Written request =
Select lines where the word "Danke" appears.

The data =
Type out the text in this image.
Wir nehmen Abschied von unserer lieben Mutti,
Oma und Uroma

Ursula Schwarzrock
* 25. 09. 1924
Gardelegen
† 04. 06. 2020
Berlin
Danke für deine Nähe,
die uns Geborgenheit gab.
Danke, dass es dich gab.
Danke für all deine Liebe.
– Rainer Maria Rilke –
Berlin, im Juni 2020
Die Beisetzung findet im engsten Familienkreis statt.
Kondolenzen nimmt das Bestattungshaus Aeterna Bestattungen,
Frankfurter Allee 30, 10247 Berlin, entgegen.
...
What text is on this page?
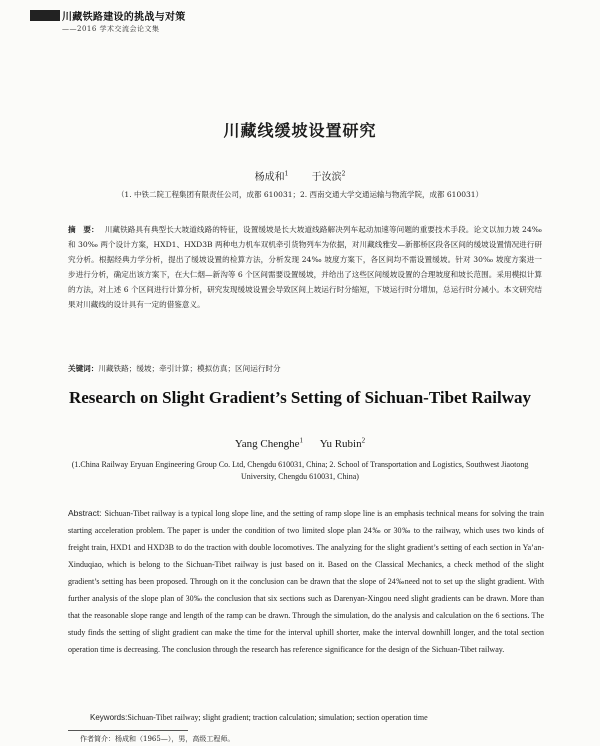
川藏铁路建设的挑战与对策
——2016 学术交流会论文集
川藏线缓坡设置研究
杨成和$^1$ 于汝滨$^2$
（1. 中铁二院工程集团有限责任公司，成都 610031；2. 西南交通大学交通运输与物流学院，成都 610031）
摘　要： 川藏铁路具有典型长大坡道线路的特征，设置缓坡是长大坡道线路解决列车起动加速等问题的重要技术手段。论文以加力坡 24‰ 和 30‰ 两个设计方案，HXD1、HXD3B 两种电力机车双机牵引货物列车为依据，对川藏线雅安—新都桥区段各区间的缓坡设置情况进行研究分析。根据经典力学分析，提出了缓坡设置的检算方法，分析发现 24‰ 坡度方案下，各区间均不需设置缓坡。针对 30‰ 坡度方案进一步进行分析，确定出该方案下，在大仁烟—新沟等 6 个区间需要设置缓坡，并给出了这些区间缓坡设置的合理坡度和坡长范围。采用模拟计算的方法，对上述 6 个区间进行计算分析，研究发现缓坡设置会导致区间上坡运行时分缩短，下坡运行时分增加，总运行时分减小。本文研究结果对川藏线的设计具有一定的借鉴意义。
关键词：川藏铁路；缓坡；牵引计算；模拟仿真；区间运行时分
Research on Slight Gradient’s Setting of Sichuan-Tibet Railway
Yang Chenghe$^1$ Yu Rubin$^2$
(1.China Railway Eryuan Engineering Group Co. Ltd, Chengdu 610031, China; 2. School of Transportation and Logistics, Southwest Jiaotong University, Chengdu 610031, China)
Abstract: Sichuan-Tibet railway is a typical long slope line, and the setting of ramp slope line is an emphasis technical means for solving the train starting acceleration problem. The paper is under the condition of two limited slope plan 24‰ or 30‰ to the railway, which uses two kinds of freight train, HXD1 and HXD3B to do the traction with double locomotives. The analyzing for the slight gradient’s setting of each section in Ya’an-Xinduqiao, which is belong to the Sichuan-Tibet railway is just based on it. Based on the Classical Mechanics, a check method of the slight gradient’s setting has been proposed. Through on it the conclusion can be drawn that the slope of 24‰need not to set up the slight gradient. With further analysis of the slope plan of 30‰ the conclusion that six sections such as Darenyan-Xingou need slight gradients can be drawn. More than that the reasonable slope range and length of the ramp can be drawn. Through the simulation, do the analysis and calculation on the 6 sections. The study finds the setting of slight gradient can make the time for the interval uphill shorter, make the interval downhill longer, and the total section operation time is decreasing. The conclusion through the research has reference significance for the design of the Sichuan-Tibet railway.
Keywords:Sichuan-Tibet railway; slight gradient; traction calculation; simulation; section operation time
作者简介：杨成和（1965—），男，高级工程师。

Result for this exercise =
Danke für deine Nähe,
Danke, dass es dich gab.
Danke für all deine Liebe.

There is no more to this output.